Restate the entries word for word, omitting nothing.

Dataset items
----------------------------------------
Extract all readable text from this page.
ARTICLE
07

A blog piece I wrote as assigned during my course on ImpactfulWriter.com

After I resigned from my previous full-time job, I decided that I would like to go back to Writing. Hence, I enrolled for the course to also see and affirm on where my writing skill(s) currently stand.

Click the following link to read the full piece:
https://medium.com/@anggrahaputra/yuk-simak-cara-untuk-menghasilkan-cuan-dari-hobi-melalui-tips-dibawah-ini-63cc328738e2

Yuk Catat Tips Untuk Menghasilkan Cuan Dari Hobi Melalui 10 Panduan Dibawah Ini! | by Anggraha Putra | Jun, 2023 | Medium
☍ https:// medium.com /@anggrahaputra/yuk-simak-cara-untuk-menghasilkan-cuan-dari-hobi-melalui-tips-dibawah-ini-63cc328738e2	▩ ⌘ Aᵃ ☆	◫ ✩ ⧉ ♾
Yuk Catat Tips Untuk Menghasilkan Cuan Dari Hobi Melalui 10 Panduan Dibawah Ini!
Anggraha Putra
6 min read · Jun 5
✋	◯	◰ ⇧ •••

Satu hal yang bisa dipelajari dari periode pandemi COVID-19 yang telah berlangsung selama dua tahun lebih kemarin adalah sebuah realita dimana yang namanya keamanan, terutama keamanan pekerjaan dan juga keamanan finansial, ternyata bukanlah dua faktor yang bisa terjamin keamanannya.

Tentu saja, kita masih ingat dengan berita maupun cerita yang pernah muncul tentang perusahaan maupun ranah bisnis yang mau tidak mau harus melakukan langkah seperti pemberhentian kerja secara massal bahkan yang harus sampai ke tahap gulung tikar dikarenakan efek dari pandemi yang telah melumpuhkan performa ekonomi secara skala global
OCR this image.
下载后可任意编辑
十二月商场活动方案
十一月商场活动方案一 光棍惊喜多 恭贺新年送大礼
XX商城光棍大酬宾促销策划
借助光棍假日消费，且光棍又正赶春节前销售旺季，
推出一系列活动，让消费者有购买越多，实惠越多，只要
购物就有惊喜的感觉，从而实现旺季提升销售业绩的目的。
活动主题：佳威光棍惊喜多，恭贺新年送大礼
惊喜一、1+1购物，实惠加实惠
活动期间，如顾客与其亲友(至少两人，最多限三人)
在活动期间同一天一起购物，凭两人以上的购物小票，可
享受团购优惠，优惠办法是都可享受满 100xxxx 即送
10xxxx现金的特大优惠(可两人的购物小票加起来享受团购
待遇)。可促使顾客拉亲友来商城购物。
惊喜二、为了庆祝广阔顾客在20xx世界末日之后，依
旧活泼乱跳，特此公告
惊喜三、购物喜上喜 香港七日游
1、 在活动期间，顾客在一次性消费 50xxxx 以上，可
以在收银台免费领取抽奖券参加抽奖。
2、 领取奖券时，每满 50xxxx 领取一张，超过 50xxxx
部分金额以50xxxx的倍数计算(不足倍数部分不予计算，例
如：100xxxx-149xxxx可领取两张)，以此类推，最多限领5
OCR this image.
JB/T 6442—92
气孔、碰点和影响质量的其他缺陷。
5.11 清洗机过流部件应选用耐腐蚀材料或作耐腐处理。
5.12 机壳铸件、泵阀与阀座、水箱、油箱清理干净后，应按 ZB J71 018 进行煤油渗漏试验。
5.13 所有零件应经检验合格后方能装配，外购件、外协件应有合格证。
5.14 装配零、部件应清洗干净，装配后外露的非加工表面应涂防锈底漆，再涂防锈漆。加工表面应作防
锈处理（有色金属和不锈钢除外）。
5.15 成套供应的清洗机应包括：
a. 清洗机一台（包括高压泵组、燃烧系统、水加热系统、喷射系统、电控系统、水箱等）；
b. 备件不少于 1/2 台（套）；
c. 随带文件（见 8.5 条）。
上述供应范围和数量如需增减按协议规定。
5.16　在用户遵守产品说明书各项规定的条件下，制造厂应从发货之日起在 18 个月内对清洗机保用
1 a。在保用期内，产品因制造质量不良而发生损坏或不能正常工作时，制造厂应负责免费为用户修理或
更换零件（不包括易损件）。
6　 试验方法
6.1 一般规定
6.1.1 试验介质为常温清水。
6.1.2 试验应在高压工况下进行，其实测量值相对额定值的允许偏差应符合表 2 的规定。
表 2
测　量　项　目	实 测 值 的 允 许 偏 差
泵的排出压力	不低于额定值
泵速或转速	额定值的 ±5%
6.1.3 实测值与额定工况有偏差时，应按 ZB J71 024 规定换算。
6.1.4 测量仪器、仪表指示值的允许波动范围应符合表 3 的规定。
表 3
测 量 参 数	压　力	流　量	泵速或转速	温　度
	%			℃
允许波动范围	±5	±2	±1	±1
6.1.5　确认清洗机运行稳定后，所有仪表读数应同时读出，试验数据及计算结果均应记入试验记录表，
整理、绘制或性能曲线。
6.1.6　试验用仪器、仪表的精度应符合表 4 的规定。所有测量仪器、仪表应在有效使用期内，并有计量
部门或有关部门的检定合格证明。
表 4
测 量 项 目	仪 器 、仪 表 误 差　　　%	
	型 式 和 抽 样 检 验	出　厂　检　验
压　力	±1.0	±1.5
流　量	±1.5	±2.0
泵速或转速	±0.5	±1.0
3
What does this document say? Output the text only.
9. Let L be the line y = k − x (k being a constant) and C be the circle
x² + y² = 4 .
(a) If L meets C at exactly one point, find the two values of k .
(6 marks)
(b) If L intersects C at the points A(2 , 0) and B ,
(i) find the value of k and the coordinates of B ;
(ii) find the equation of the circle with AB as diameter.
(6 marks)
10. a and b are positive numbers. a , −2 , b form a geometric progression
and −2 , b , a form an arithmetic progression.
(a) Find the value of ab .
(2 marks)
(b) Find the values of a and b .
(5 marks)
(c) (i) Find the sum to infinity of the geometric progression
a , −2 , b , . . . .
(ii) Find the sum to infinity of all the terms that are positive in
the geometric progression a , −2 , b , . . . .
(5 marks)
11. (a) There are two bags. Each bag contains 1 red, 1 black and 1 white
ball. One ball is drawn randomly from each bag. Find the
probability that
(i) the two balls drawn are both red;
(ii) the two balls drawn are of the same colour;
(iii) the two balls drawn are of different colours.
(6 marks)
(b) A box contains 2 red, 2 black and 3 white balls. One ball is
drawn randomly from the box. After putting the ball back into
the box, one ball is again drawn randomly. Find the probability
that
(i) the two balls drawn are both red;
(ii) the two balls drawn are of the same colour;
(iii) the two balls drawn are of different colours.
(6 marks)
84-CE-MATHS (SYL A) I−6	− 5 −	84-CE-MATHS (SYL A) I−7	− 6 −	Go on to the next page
----------------------------------------
_RESPONSE_
Extract all readable text from this page.
ARTICLE
07

A blog piece I wrote as assigned during my course on ImpactfulWriter.com

After I resigned from my previous full-time job, I decided that I would like to go back to Writing. Hence, I enrolled for the course to also see and affirm on where my writing skill(s) currently stand.

Click the following link to read the full piece:
https://medium.com/@anggrahaputra/yuk-simak-cara-untuk-menghasilkan-cuan-dari-hobi-melalui-tips-dibawah-ini-63cc328738e2

Yuk Catat Tips Untuk Menghasilkan Cuan Dari Hobi Melalui 10 Panduan Dibawah Ini! | by Anggraha Putra | Jun, 2023 | Medium
☍ https:// medium.com /@anggrahaputra/yuk-simak-cara-untuk-menghasilkan-cuan-dari-hobi-melalui-tips-dibawah-ini-63cc328738e2	▩ ⌘ Aᵃ ☆	◫ ✩ ⧉ ♾
Yuk Catat Tips Untuk Menghasilkan Cuan Dari Hobi Melalui 10 Panduan Dibawah Ini!
Anggraha Putra
6 min read · Jun 5
✋	◯	◰ ⇧ •••

Satu hal yang bisa dipelajari dari periode pandemi COVID-19 yang telah berlangsung selama dua tahun lebih kemarin adalah sebuah realita dimana yang namanya keamanan, terutama keamanan pekerjaan dan juga keamanan finansial, ternyata bukanlah dua faktor yang bisa terjamin keamanannya.

Tentu saja, kita masih ingat dengan berita maupun cerita yang pernah muncul tentang perusahaan maupun ranah bisnis yang mau tidak mau harus melakukan langkah seperti pemberhentian kerja secara massal bahkan yang harus sampai ke tahap gulung tikar dikarenakan efek dari pandemi yang telah melumpuhkan performa ekonomi secara skala global
OCR this image.
下载后可任意编辑
十二月商场活动方案
十一月商场活动方案一 光棍惊喜多 恭贺新年送大礼
XX商城光棍大酬宾促销策划
借助光棍假日消费，且光棍又正赶春节前销售旺季，
推出一系列活动，让消费者有购买越多，实惠越多，只要
购物就有惊喜的感觉，从而实现旺季提升销售业绩的目的。
活动主题：佳威光棍惊喜多，恭贺新年送大礼
惊喜一、1+1购物，实惠加实惠
活动期间，如顾客与其亲友(至少两人，最多限三人)
在活动期间同一天一起购物，凭两人以上的购物小票，可
享受团购优惠，优惠办法是都可享受满 100xxxx 即送
10xxxx现金的特大优惠(可两人的购物小票加起来享受团购
待遇)。可促使顾客拉亲友来商城购物。
惊喜二、为了庆祝广阔顾客在20xx世界末日之后，依
旧活泼乱跳，特此公告
惊喜三、购物喜上喜 香港七日游
1、 在活动期间，顾客在一次性消费 50xxxx 以上，可
以在收银台免费领取抽奖券参加抽奖。
2、 领取奖券时，每满 50xxxx 领取一张，超过 50xxxx
部分金额以50xxxx的倍数计算(不足倍数部分不予计算，例
如：100xxxx-149xxxx可领取两张)，以此类推，最多限领5
OCR this image.
JB/T 6442—92
气孔、碰点和影响质量的其他缺陷。
5.11 清洗机过流部件应选用耐腐蚀材料或作耐腐处理。
5.12 机壳铸件、泵阀与阀座、水箱、油箱清理干净后，应按 ZB J71 018 进行煤油渗漏试验。
5.13 所有零件应经检验合格后方能装配，外购件、外协件应有合格证。
5.14 装配零、部件应清洗干净，装配后外露的非加工表面应涂防锈底漆，再涂防锈漆。加工表面应作防
锈处理（有色金属和不锈钢除外）。
5.15 成套供应的清洗机应包括：
a. 清洗机一台（包括高压泵组、燃烧系统、水加热系统、喷射系统、电控系统、水箱等）；
b. 备件不少于 1/2 台（套）；
c. 随带文件（见 8.5 条）。
上述供应范围和数量如需增减按协议规定。
5.16　在用户遵守产品说明书各项规定的条件下，制造厂应从发货之日起在 18 个月内对清洗机保用
1 a。在保用期内，产品因制造质量不良而发生损坏或不能正常工作时，制造厂应负责免费为用户修理或
更换零件（不包括易损件）。
6　 试验方法
6.1 一般规定
6.1.1 试验介质为常温清水。
6.1.2 试验应在高压工况下进行，其实测量值相对额定值的允许偏差应符合表 2 的规定。
表 2
测　量　项　目	实 测 值 的 允 许 偏 差
泵的排出压力	不低于额定值
泵速或转速	额定值的 ±5%
6.1.3 实测值与额定工况有偏差时，应按 ZB J71 024 规定换算。
6.1.4 测量仪器、仪表指示值的允许波动范围应符合表 3 的规定。
表 3
测 量 参 数	压　力	流　量	泵速或转速	温　度
	%			℃
允许波动范围	±5	±2	±1	±1
6.1.5　确认清洗机运行稳定后，所有仪表读数应同时读出，试验数据及计算结果均应记入试验记录表，
整理、绘制或性能曲线。
6.1.6　试验用仪器、仪表的精度应符合表 4 的规定。所有测量仪器、仪表应在有效使用期内，并有计量
部门或有关部门的检定合格证明。
表 4
测 量 项 目	仪 器 、仪 表 误 差　　　%	
	型 式 和 抽 样 检 验	出　厂　检　验
压　力	±1.0	±1.5
流　量	±1.5	±2.0
泵速或转速	±0.5	±1.0
3
What does this document say? Output the text only.
9. Let L be the line y = k − x (k being a constant) and C be the circle
x² + y² = 4 .
(a) If L meets C at exactly one point, find the two values of k .
(6 marks)
(b) If L intersects C at the points A(2 , 0) and B ,
(i) find the value of k and the coordinates of B ;
(ii) find the equation of the circle with AB as diameter.
(6 marks)
10. a and b are positive numbers. a , −2 , b form a geometric progression
and −2 , b , a form an arithmetic progression.
(a) Find the value of ab .
(2 marks)
(b) Find the values of a and b .
(5 marks)
(c) (i) Find the sum to infinity of the geometric progression
a , −2 , b , . . . .
(ii) Find the sum to infinity of all the terms that are positive in
the geometric progression a , −2 , b , . . . .
(5 marks)
11. (a) There are two bags. Each bag contains 1 red, 1 black and 1 white
ball. One ball is drawn randomly from each bag. Find the
probability that
(i) the two balls drawn are both red;
(ii) the two balls drawn are of the same colour;
(iii) the two balls drawn are of different colours.
(6 marks)
(b) A box contains 2 red, 2 black and 3 white balls. One ball is
drawn randomly from the box. After putting the ball back into
the box, one ball is again drawn randomly. Find the probability
that
(i) the two balls drawn are both red;
(ii) the two balls drawn are of the same colour;
(iii) the two balls drawn are of different colours.
(6 marks)
84-CE-MATHS (SYL A) I−6	− 5 −	84-CE-MATHS (SYL A) I−7	− 6 −	Go on to the next page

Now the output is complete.